• Exercise: Whenever a line in the data below includes the string "fragte", copy it out.
::::
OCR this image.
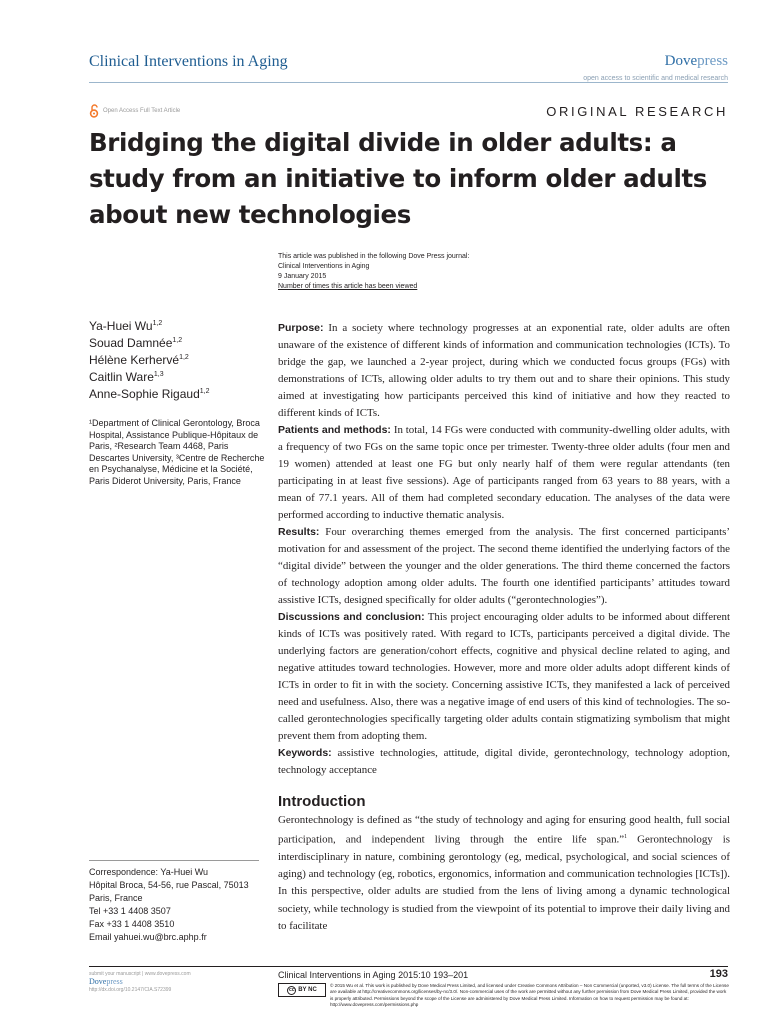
Clinical Interventions in Aging	Dovepress
open access to scientific and medical research
Open Access Full Text Article	ORIGINAL RESEARCH
Bridging the digital divide in older adults: a study from an initiative to inform older adults about new technologies
This article was published in the following Dove Press journal:
Clinical Interventions in Aging
9 January 2015
Number of times this article has been viewed
Ya-Huei Wu$^{1,2}$
Souad Damnée$^{1,2}$
Hélène Kerhervé$^{1,2}$
Caitlin Ware$^{1,3}$
Anne-Sophie Rigaud$^{1,2}$
¹Department of Clinical Gerontology, Broca Hospital, Assistance Publique-Hôpitaux de Paris, ²Research Team 4468, Paris Descartes University, ³Centre de Recherche en Psychanalyse, Médicine et la Société, Paris Diderot University, Paris, France

Purpose: In a society where technology progresses at an exponential rate, older adults are often unaware of the existence of different kinds of information and communication technologies (ICTs). To bridge the gap, we launched a 2-year project, during which we conducted focus groups (FGs) with demonstrations of ICTs, allowing older adults to try them out and to share their opinions. This study aimed at investigating how participants perceived this kind of initiative and how they reacted to different kinds of ICTs.

Patients and methods: In total, 14 FGs were conducted with community-dwelling older adults, with a frequency of two FGs on the same topic once per trimester. Twenty-three older adults (four men and 19 women) attended at least one FG but only nearly half of them were regular attendants (ten participating in at least five sessions). Age of participants ranged from 63 years to 88 years, with a mean of 77.1 years. All of them had completed secondary education. The analyses of the data were performed according to inductive thematic analysis.

Results: Four overarching themes emerged from the analysis. The first concerned participants’ motivation for and assessment of the project. The second theme identified the underlying factors of the “digital divide” between the younger and the older generations. The third theme concerned the factors of technology adoption among older adults. The fourth one identified participants’ attitudes toward assistive ICTs, designed specifically for older adults (“gerontechnologies”).

Discussions and conclusion: This project encouraging older adults to be informed about different kinds of ICTs was positively rated. With regard to ICTs, participants perceived a digital divide. The underlying factors are generation/cohort effects, cognitive and physical decline related to aging, and negative attitudes toward technologies. However, more and more older adults adopt different kinds of ICTs in order to fit in with the society. Concerning assistive ICTs, they manifested a lack of perceived need and usefulness. Also, there was a negative image of end users of this kind of technologies. The so-called gerontechnologies specifically targeting older adults contain stigmatizing symbolism that might prevent them from adopting them.

Keywords: assistive technologies, attitude, digital divide, gerontechnology, technology adoption, technology acceptance

Introduction

Gerontechnology is defined as “the study of technology and aging for ensuring good health, full social participation, and independent living through the entire life span.”$^1$ Gerontechnology is interdisciplinary in nature, combining gerontology (eg, medical, psychological, and social sciences of aging) and technology (eg, robotics, ergonomics, information and communication technologies [ICTs]). In this perspective, older adults are studied from the lens of living among a dynamic technological society, while technology is studied from the viewpoint of its potential to improve their daily living and to facilitate

Correspondence: Ya-Huei Wu
Hôpital Broca, 54-56, rue Pascal, 75013
Paris, France
Tel +33 1 4408 3507
Fax +33 1 4408 3510
Email yahuei.wu@brc.aphp.fr
submit your manuscript | www.dovepress.com
Dovepress
http://dx.doi.org/10.2147/CIA.S72399
Clinical Interventions in Aging 2015:10 193–201	193
cc BY NC
© 2015 Wu et al. This work is published by Dove Medical Press Limited, and licensed under Creative Commons Attribution – Non Commercial (unported, v3.0) License. The full terms of the License are available at http://creativecommons.org/licenses/by-nc/3.0/. Non-commercial uses of the work are permitted without any further permission from Dove Medical Press Limited, provided the work is properly attributed. Permissions beyond the scope of the License are administered by Dove Medical Press Limited. Information on how to request permission may be found at: http://www.dovepress.com/permissions.php
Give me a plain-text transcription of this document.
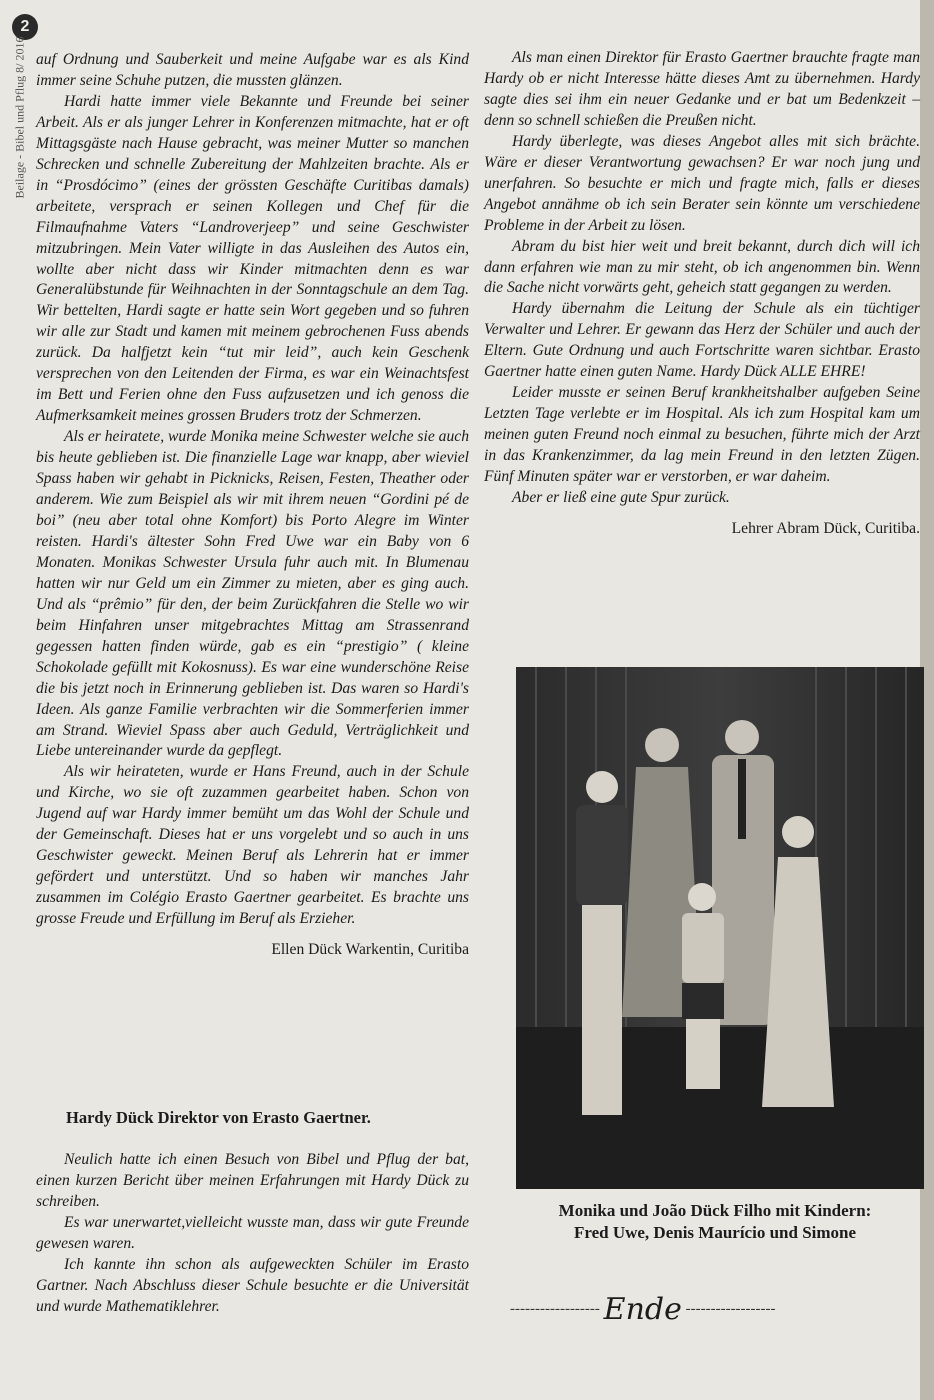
2
Beilage - Bibel und Pflug 8/ 2016 auf Ordnung und Sauberkeit und meine Aufgabe war es als Kind immer seine Schuhe putzen, die mussten glänzen.

Hardi hatte immer viele Bekannte und Freunde bei seiner Arbeit. Als er als junger Lehrer in Konferenzen mitmachte, hat er oft Mittagsgäste nach Hause gebracht, was meiner Mutter so manchen Schrecken und schnelle Zubereitung der Mahlzeiten brachte. Als er in “Prosdócimo” (eines der grössten Geschäfte Curitibas damals) arbeitete, versprach er seinen Kollegen und Chef für die Filmaufnahme Vaters “Landroverjeep” und seine Geschwister mitzubringen. Mein Vater willigte in das Ausleihen des Autos ein, wollte aber nicht dass wir Kinder mitmachten denn es war Generalübstunde für Weihnachten in der Sonntagschule an dem Tag. Wir bettelten, Hardi sagte er hatte sein Wort gegeben und so fuhren wir alle zur Stadt und kamen mit meinem gebrochenen Fuss abends zurück. Da halfjetzt kein “tut mir leid”, auch kein Geschenk versprechen von den Leitenden der Firma, es war ein Weinachtsfest im Bett und Ferien ohne den Fuss aufzusetzen und ich genoss die Aufmerksamkeit meines grossen Bruders trotz der Schmerzen.

Als er heiratete, wurde Monika meine Schwester welche sie auch bis heute geblieben ist. Die finanzielle Lage war knapp, aber wieviel Spass haben wir gehabt in Picknicks, Reisen, Festen, Theather oder anderem. Wie zum Beispiel als wir mit ihrem neuen “Gordini pé de boi” (neu aber total ohne Komfort) bis Porto Alegre im Winter reisten. Hardi's ältester Sohn Fred Uwe war ein Baby von 6 Monaten. Monikas Schwester Ursula fuhr auch mit. In Blumenau hatten wir nur Geld um ein Zimmer zu mieten, aber es ging auch. Und als “prêmio” für den, der beim Zurückfahren die Stelle wo wir beim Hinfahren unser mitgebrachtes Mittag am Strassenrand gegessen hatten finden würde, gab es ein “prestigio” ( kleine Schokolade gefüllt mit Kokosnuss). Es war eine wunderschöne Reise die bis jetzt noch in Erinnerung geblieben ist. Das waren so Hardi's Ideen. Als ganze Familie verbrachten wir die Sommerferien immer am Strand. Wieviel Spass aber auch Geduld, Verträglichkeit und Liebe untereinander wurde da gepflegt.

Als wir heirateten, wurde er Hans Freund, auch in der Schule und Kirche, wo sie oft zuzammen gearbeitet haben. Schon von Jugend auf war Hardy immer bemüht um das Wohl der Schule und der Gemeinschaft. Dieses hat er uns vorgelebt und so auch in uns Geschwister geweckt. Meinen Beruf als Lehrerin hat er immer gefördert und unterstützt. Und so haben wir manches Jahr zusammen im Colégio Erasto Gaertner gearbeitet. Es brachte uns grosse Freude und Erfüllung im Beruf als Erzieher.

Ellen Dück Warkentin, Curitiba
Hardy Dück Direktor von Erasto Gaertner.

Neulich hatte ich einen Besuch von Bibel und Pflug der bat, einen kurzen Bericht über meinen Erfahrungen mit Hardy Dück zu schreiben.

Es war unerwartet,vielleicht wusste man, dass wir gute Freunde gewesen waren.

Ich kannte ihn schon als aufgeweckten Schüler im Erasto Gartner. Nach Abschluss dieser Schule besuchte er die Universität und wurde Mathematiklehrer.

Als man einen Direktor für Erasto Gaertner brauchte fragte man Hardy ob er nicht Interesse hätte dieses Amt zu übernehmen. Hardy sagte dies sei ihm ein neuer Gedanke und er bat um Bedenkzeit – denn so schnell schießen die Preußen nicht.

Hardy überlegte, was dieses Angebot alles mit sich brächte. Wäre er dieser Verantwortung gewachsen? Er war noch jung und unerfahren. So besuchte er mich und fragte mich, falls er dieses Angebot annähme ob ich sein Berater sein könnte um verschiedene Probleme in der Arbeit zu lösen.

Abram du bist hier weit und breit bekannt, durch dich will ich dann erfahren wie man zu mir steht, ob ich angenommen bin. Wenn die Sache nicht vorwärts geht, geheich statt gegangen zu werden.

Hardy übernahm die Leitung der Schule als ein tüchtiger Verwalter und Lehrer. Er gewann das Herz der Schüler und auch der Eltern. Gute Ordnung und auch Fortschritte waren sichtbar. Erasto Gaertner hatte einen guten Name. Hardy Dück ALLE EHRE!

Leider musste er seinen Beruf krankheitshalber aufgeben Seine Letzten Tage verlebte er im Hospital. Als ich zum Hospital kam um meinen guten Freund noch einmal zu besuchen, führte mich der Arzt in das Krankenzimmer, da lag mein Freund in den letzten Zügen. Fünf Minuten später war er verstorben, er war daheim.

Aber er ließ eine gute Spur zurück.

Lehrer Abram Dück, Curitiba.
Monika und João Dück Filho mit Kindern:
Fred Uwe, Denis Maurício und Simone
------------------ Ende ------------------
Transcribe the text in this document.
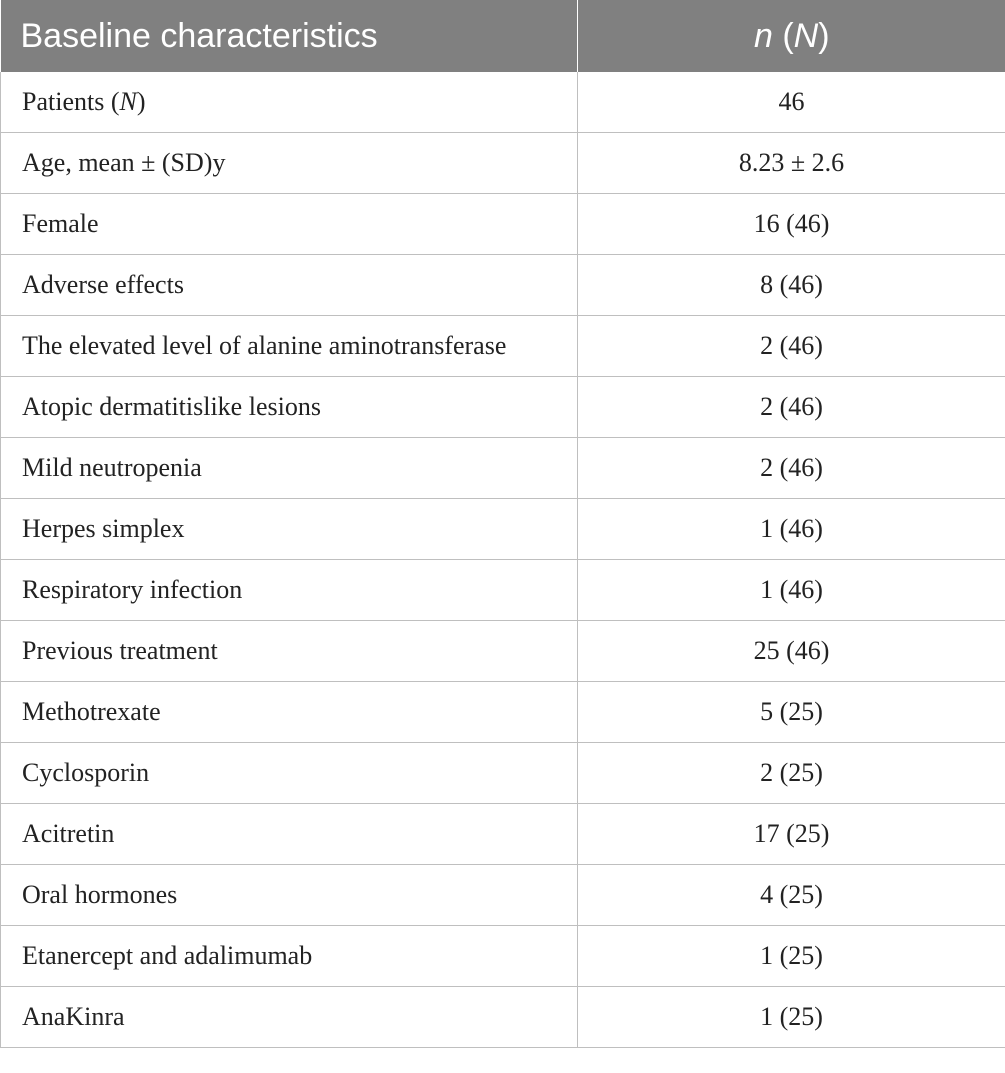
Baseline characteristics	n (N)
Patients (N)	46
Age, mean ± (SD)y	8.23 ± 2.6
Female	16 (46)
Adverse effects	8 (46)
The elevated level of alanine aminotransferase	2 (46)
Atopic dermatitislike lesions	2 (46)
Mild neutropenia	2 (46)
Herpes simplex	1 (46)
Respiratory infection	1 (46)
Previous treatment	25 (46)
Methotrexate	5 (25)
Cyclosporin	2 (25)
Acitretin	17 (25)
Oral hormones	4 (25)
Etanercept and adalimumab	1 (25)
AnaKinra	1 (25)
::::
• Task result:
Als man einen Direktor für Erasto Gaertner brauchte fragte man Hardy ob er nicht Interesse hätte dieses Amt zu übernehmen. Hardy sagte dies sei ihm ein neuer Gedanke und er bat um Bedenkzeit – denn so schnell schießen die Preußen nicht.
Hardy überlegte, was dieses Angebot alles mit sich brächte. Wäre er dieser Verantwortung gewachsen? Er war noch jung und unerfahren. So besuchte er mich und fragte mich, falls er dieses Angebot annähme ob ich sein Berater sein könnte um verschiedene Probleme in der Arbeit zu lösen.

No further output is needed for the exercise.